» The problem: In the copy, include every entry exactly but none of the pictures.

» Material:
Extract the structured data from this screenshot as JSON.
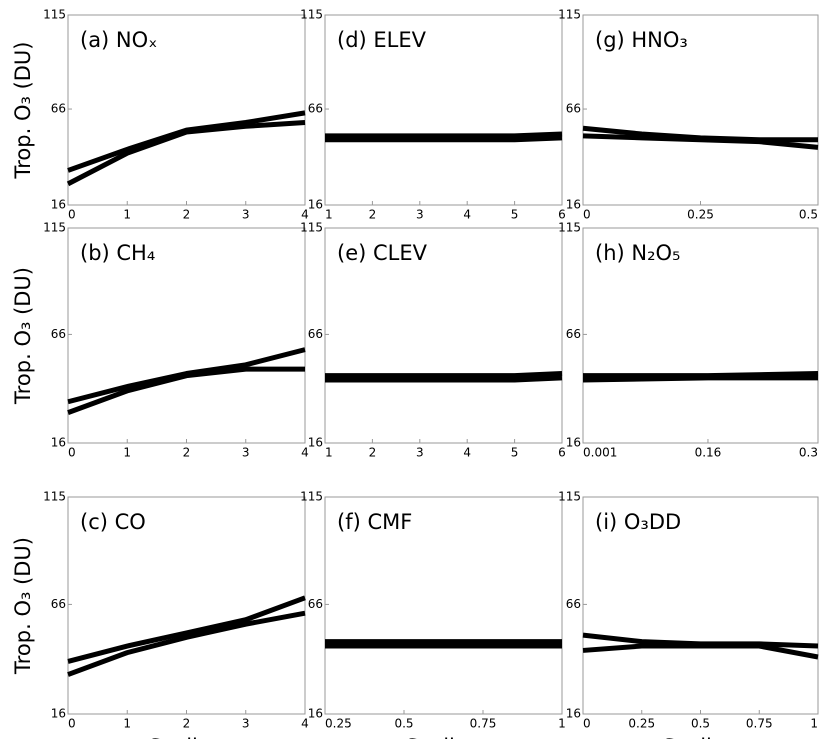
{
  "chart_data": [
    {
      "type": "line",
      "title": "(a) NOₓ",
      "ylabel": "Trop. O₃ (DU)",
      "x": [
        0,
        1,
        2,
        3,
        4
      ],
      "xlim": [
        0,
        4
      ],
      "xticks": [
        0,
        1,
        2,
        3,
        4
      ],
      "ylim": [
        16,
        115
      ],
      "yticks": [
        16,
        66,
        115
      ],
      "series": [
        {
          "color": "#000000",
          "values": [
            34,
            45,
            55,
            59,
            64
          ]
        },
        {
          "color": "#000000",
          "values": [
            27,
            43,
            54,
            57,
            59
          ]
        }
      ]
    },
    {
      "type": "line",
      "title": "(d) ELEV",
      "x": [
        1,
        2,
        3,
        4,
        5,
        6
      ],
      "xlim": [
        1,
        6
      ],
      "xticks": [
        1,
        2,
        3,
        4,
        5,
        6
      ],
      "ylim": [
        16,
        115
      ],
      "yticks": [
        16,
        66,
        115
      ],
      "series": [
        {
          "color": "#000000",
          "values": [
            52,
            52,
            52,
            52,
            52,
            53
          ]
        },
        {
          "color": "#000000",
          "values": [
            50,
            50,
            50,
            50,
            50,
            51
          ]
        }
      ]
    },
    {
      "type": "line",
      "title": "(g) HNO₃",
      "x": [
        0,
        0.125,
        0.25,
        0.375,
        0.5
      ],
      "xlim": [
        0,
        0.5
      ],
      "xticks": [
        0,
        0.25,
        0.5
      ],
      "ylim": [
        16,
        115
      ],
      "yticks": [
        16,
        66,
        115
      ],
      "series": [
        {
          "color": "#000000",
          "values": [
            56,
            53,
            51,
            50,
            50
          ]
        },
        {
          "color": "#000000",
          "values": [
            52,
            51,
            50,
            49,
            46
          ]
        }
      ]
    },
    {
      "type": "line",
      "title": "(b) CH₄",
      "ylabel": "Trop. O₃ (DU)",
      "x": [
        0,
        1,
        2,
        3,
        4
      ],
      "xlim": [
        0,
        4
      ],
      "xticks": [
        0,
        1,
        2,
        3,
        4
      ],
      "ylim": [
        16,
        115
      ],
      "yticks": [
        16,
        66,
        115
      ],
      "series": [
        {
          "color": "#000000",
          "values": [
            35,
            42,
            48,
            52,
            59
          ]
        },
        {
          "color": "#000000",
          "values": [
            30,
            40,
            47,
            50,
            50
          ]
        }
      ]
    },
    {
      "type": "line",
      "title": "(e) CLEV",
      "x": [
        1,
        2,
        3,
        4,
        5,
        6
      ],
      "xlim": [
        1,
        6
      ],
      "xticks": [
        1,
        2,
        3,
        4,
        5,
        6
      ],
      "ylim": [
        16,
        115
      ],
      "yticks": [
        16,
        66,
        115
      ],
      "series": [
        {
          "color": "#000000",
          "values": [
            47,
            47,
            47,
            47,
            47,
            48
          ]
        },
        {
          "color": "#000000",
          "values": [
            45,
            45,
            45,
            45,
            45,
            46
          ]
        }
      ]
    },
    {
      "type": "line",
      "title": "(h) N₂O₅",
      "x": [
        0.001,
        0.16,
        0.3
      ],
      "xlim": [
        0.001,
        0.3
      ],
      "xticks": [
        0.001,
        0.16,
        0.3
      ],
      "ylim": [
        16,
        115
      ],
      "yticks": [
        16,
        66,
        115
      ],
      "series": [
        {
          "color": "#000000",
          "values": [
            47,
            47,
            48
          ]
        },
        {
          "color": "#000000",
          "values": [
            45,
            46,
            46
          ]
        }
      ]
    },
    {
      "type": "line",
      "title": "(c) CO",
      "ylabel": "Trop. O₃ (DU)",
      "xlabel": "Scaling",
      "x": [
        0,
        1,
        2,
        3,
        4
      ],
      "xlim": [
        0,
        4
      ],
      "xticks": [
        0,
        1,
        2,
        3,
        4
      ],
      "ylim": [
        16,
        115
      ],
      "yticks": [
        16,
        66,
        115
      ],
      "series": [
        {
          "color": "#000000",
          "values": [
            40,
            47,
            53,
            59,
            69
          ]
        },
        {
          "color": "#000000",
          "values": [
            34,
            44,
            51,
            57,
            62
          ]
        }
      ]
    },
    {
      "type": "line",
      "title": "(f) CMF",
      "xlabel": "Scaling",
      "x": [
        0.25,
        0.5,
        0.75,
        1
      ],
      "xlim": [
        0.25,
        1
      ],
      "xticks": [
        0.25,
        0.5,
        0.75,
        1
      ],
      "ylim": [
        16,
        115
      ],
      "yticks": [
        16,
        66,
        115
      ],
      "series": [
        {
          "color": "#000000",
          "values": [
            49,
            49,
            49,
            49
          ]
        },
        {
          "color": "#000000",
          "values": [
            47,
            47,
            47,
            47
          ]
        }
      ]
    },
    {
      "type": "line",
      "title": "(i) O₃DD",
      "xlabel": "Scaling",
      "x": [
        0,
        0.25,
        0.5,
        0.75,
        1
      ],
      "xlim": [
        0,
        1
      ],
      "xticks": [
        0,
        0.25,
        0.5,
        0.75,
        1
      ],
      "ylim": [
        16,
        115
      ],
      "yticks": [
        16,
        66,
        115
      ],
      "series": [
        {
          "color": "#000000",
          "values": [
            52,
            49,
            48,
            48,
            47
          ]
        },
        {
          "color": "#000000",
          "values": [
            45,
            47,
            47,
            47,
            42
          ]
        }
      ]
    }
  ]
}
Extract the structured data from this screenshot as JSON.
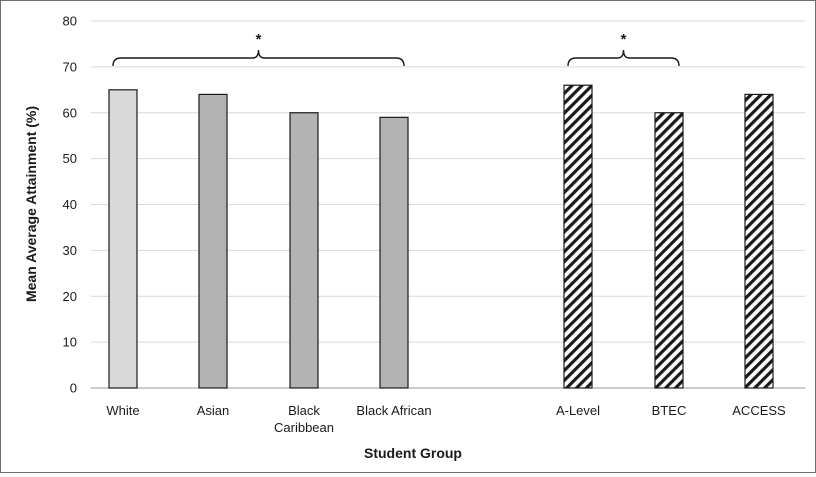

» Task result:
Extract the structured data from this screenshot as JSON.
{
  "chart_data": [
    {
      "type": "line",
      "title": "(a) NOₓ",
      "ylabel": "Trop. O₃ (DU)",
      "x": [
        0,
        1,
        2,
        3,
        4
      ],
      "xlim": [
        0,
        4
      ],
      "xticks": [
        0,
        1,
        2,
        3,
        4
      ],
      "ylim": [
        16,
        115
      ],
      "yticks": [
        16,
        66,
        115
      ],
      "series": [
        {
          "color": "#000000",
          "values": [
            34,
            45,
            55,
            59,
            64
          ]
        },
        {
          "color": "#000000",
          "values": [
            27,
            43,
            54,
            57,
            59
          ]
        }
      ]
    },
    {
      "type": "line",
      "title": "(d) ELEV",
      "x": [
        1,
        2,
        3,
        4,
        5,
        6
      ],
      "xlim": [
        1,
        6
      ],
      "xticks": [
        1,
        2,
        3,
        4,
        5,
        6
      ],
      "ylim": [
        16,
        115
      ],
      "yticks": [
        16,
        66,
        115
      ],
      "series": [
        {
          "color": "#000000",
          "values": [
            52,
            52,
            52,
            52,
            52,
            53
          ]
        },
        {
          "color": "#000000",
          "values": [
            50,
            50,
            50,
            50,
            50,
            51
          ]
        }
      ]
    },
    {
      "type": "line",
      "title": "(g) HNO₃",
      "x": [
        0,
        0.125,
        0.25,
        0.375,
        0.5
      ],
      "xlim": [
        0,
        0.5
      ],
      "xticks": [
        0,
        0.25,
        0.5
      ],
      "ylim": [
        16,
        115
      ],
      "yticks": [
        16,
        66,
        115
      ],
      "series": [
        {
          "color": "#000000",
          "values": [
            56,
            53,
            51,
            50,
            50
          ]
        },
        {
          "color": "#000000",
          "values": [
            52,
            51,
            50,
            49,
            46
          ]
        }
      ]
    },
    {
      "type": "line",
      "title": "(b) CH₄",
      "ylabel": "Trop. O₃ (DU)",
      "x": [
        0,
        1,
        2,
        3,
        4
      ],
      "xlim": [
        0,
        4
      ],
      "xticks": [
        0,
        1,
        2,
        3,
        4
      ],
      "ylim": [
        16,
        115
      ],
      "yticks": [
        16,
        66,
        115
      ],
      "series": [
        {
          "color": "#000000",
          "values": [
            35,
            42,
            48,
            52,
            59
          ]
        },
        {
          "color": "#000000",
          "values": [
            30,
            40,
            47,
            50,
            50
          ]
        }
      ]
    },
    {
      "type": "line",
      "title": "(e) CLEV",
      "x": [
        1,
        2,
        3,
        4,
        5,
        6
      ],
      "xlim": [
        1,
        6
      ],
      "xticks": [
        1,
        2,
        3,
        4,
        5,
        6
      ],
      "ylim": [
        16,
        115
      ],
      "yticks": [
        16,
        66,
        115
      ],
      "series": [
        {
          "color": "#000000",
          "values": [
            47,
            47,
            47,
            47,
            47,
            48
          ]
        },
        {
          "color": "#000000",
          "values": [
            45,
            45,
            45,
            45,
            45,
            46
          ]
        }
      ]
    },
    {
      "type": "line",
      "title": "(h) N₂O₅",
      "x": [
        0.001,
        0.16,
        0.3
      ],
      "xlim": [
        0.001,
        0.3
      ],
      "xticks": [
        0.001,
        0.16,
        0.3
      ],
      "ylim": [
        16,
        115
      ],
      "yticks": [
        16,
        66,
        115
      ],
      "series": [
        {
          "color": "#000000",
          "values": [
            47,
            47,
            48
          ]
        },
        {
          "color": "#000000",
          "values": [
            45,
            46,
            46
          ]
        }
      ]
    },
    {
      "type": "line",
      "title": "(c) CO",
      "ylabel": "Trop. O₃ (DU)",
      "xlabel": "Scaling",
      "x": [
        0,
        1,
        2,
        3,
        4
      ],
      "xlim": [
        0,
        4
      ],
      "xticks": [
        0,
        1,
        2,
        3,
        4
      ],
      "ylim": [
        16,
        115
      ],
      "yticks": [
        16,
        66,
        115
      ],
      "series": [
        {
          "color": "#000000",
          "values": [
            40,
            47,
            53,
            59,
            69
          ]
        },
        {
          "color": "#000000",
          "values": [
            34,
            44,
            51,
            57,
            62
          ]
        }
      ]
    },
    {
      "type": "line",
      "title": "(f) CMF",
      "xlabel": "Scaling",
      "x": [
        0.25,
        0.5,
        0.75,
        1
      ],
      "xlim": [
        0.25,
        1
      ],
      "xticks": [
        0.25,
        0.5,
        0.75,
        1
      ],
      "ylim": [
        16,
        115
      ],
      "yticks": [
        16,
        66,
        115
      ],
      "series": [
        {
          "color": "#000000",
          "values": [
            49,
            49,
            49,
            49
          ]
        },
        {
          "color": "#000000",
          "values": [
            47,
            47,
            47,
            47
          ]
        }
      ]
    },
    {
      "type": "line",
      "title": "(i) O₃DD",
      "xlabel": "Scaling",
      "x": [
        0,
        0.25,
        0.5,
        0.75,
        1
      ],
      "xlim": [
        0,
        1
      ],
      "xticks": [
        0,
        0.25,
        0.5,
        0.75,
        1
      ],
      "ylim": [
        16,
        115
      ],
      "yticks": [
        16,
        66,
        115
      ],
      "series": [
        {
          "color": "#000000",
          "values": [
            52,
            49,
            48,
            48,
            47
          ]
        },
        {
          "color": "#000000",
          "values": [
            45,
            47,
            47,
            47,
            42
          ]
        }
      ]
    }
  ]
}
Extract the structured data from this screenshot as JSON.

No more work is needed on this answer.